Write out, precisely and in full, each line of the material.

Start of Records supplied

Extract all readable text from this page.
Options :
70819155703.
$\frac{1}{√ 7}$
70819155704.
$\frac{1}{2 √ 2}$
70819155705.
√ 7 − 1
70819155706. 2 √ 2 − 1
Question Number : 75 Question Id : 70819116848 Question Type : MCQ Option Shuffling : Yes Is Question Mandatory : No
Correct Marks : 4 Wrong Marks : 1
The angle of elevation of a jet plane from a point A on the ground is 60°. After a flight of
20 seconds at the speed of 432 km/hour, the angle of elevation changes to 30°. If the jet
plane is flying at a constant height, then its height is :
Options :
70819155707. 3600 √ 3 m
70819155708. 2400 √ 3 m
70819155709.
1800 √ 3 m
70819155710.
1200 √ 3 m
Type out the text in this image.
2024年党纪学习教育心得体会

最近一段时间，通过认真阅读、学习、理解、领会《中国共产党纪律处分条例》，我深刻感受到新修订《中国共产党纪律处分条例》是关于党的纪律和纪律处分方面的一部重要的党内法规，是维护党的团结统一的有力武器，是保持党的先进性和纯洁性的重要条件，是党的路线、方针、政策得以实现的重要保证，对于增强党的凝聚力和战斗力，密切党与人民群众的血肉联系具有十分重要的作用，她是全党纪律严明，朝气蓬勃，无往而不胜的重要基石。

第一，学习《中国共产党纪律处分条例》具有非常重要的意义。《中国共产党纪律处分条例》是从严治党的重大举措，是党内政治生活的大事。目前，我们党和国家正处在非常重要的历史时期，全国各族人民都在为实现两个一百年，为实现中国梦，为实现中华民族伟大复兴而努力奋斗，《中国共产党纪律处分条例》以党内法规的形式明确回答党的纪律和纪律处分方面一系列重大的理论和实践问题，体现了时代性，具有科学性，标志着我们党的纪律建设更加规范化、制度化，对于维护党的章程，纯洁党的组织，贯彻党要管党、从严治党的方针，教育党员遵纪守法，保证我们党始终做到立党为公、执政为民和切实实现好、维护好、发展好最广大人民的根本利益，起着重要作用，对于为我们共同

End of Records supplied

Solution to the problem:
Extract all readable text from this page.
Options :
70819155703.
$\frac{1}{√ 7}$
70819155704.
$\frac{1}{2 √ 2}$
70819155705.
√ 7 − 1
70819155706. 2 √ 2 − 1
Question Number : 75 Question Id : 70819116848 Question Type : MCQ Option Shuffling : Yes Is Question Mandatory : No
Correct Marks : 4 Wrong Marks : 1
The angle of elevation of a jet plane from a point A on the ground is 60°. After a flight of
20 seconds at the speed of 432 km/hour, the angle of elevation changes to 30°. If the jet
plane is flying at a constant height, then its height is :
Options :
70819155707. 3600 √ 3 m
70819155708. 2400 √ 3 m
70819155709.
1800 √ 3 m
70819155710.
1200 √ 3 m
Type out the text in this image.
2024年党纪学习教育心得体会

最近一段时间，通过认真阅读、学习、理解、领会《中国共产党纪律处分条例》，我深刻感受到新修订《中国共产党纪律处分条例》是关于党的纪律和纪律处分方面的一部重要的党内法规，是维护党的团结统一的有力武器，是保持党的先进性和纯洁性的重要条件，是党的路线、方针、政策得以实现的重要保证，对于增强党的凝聚力和战斗力，密切党与人民群众的血肉联系具有十分重要的作用，她是全党纪律严明，朝气蓬勃，无往而不胜的重要基石。

第一，学习《中国共产党纪律处分条例》具有非常重要的意义。《中国共产党纪律处分条例》是从严治党的重大举措，是党内政治生活的大事。目前，我们党和国家正处在非常重要的历史时期，全国各族人民都在为实现两个一百年，为实现中国梦，为实现中华民族伟大复兴而努力奋斗，《中国共产党纪律处分条例》以党内法规的形式明确回答党的纪律和纪律处分方面一系列重大的理论和实践问题，体现了时代性，具有科学性，标志着我们党的纪律建设更加规范化、制度化，对于维护党的章程，纯洁党的组织，贯彻党要管党、从严治党的方针，教育党员遵纪守法，保证我们党始终做到立党为公、执政为民和切实实现好、维护好、发展好最广大人民的根本利益，起着重要作用，对于为我们共同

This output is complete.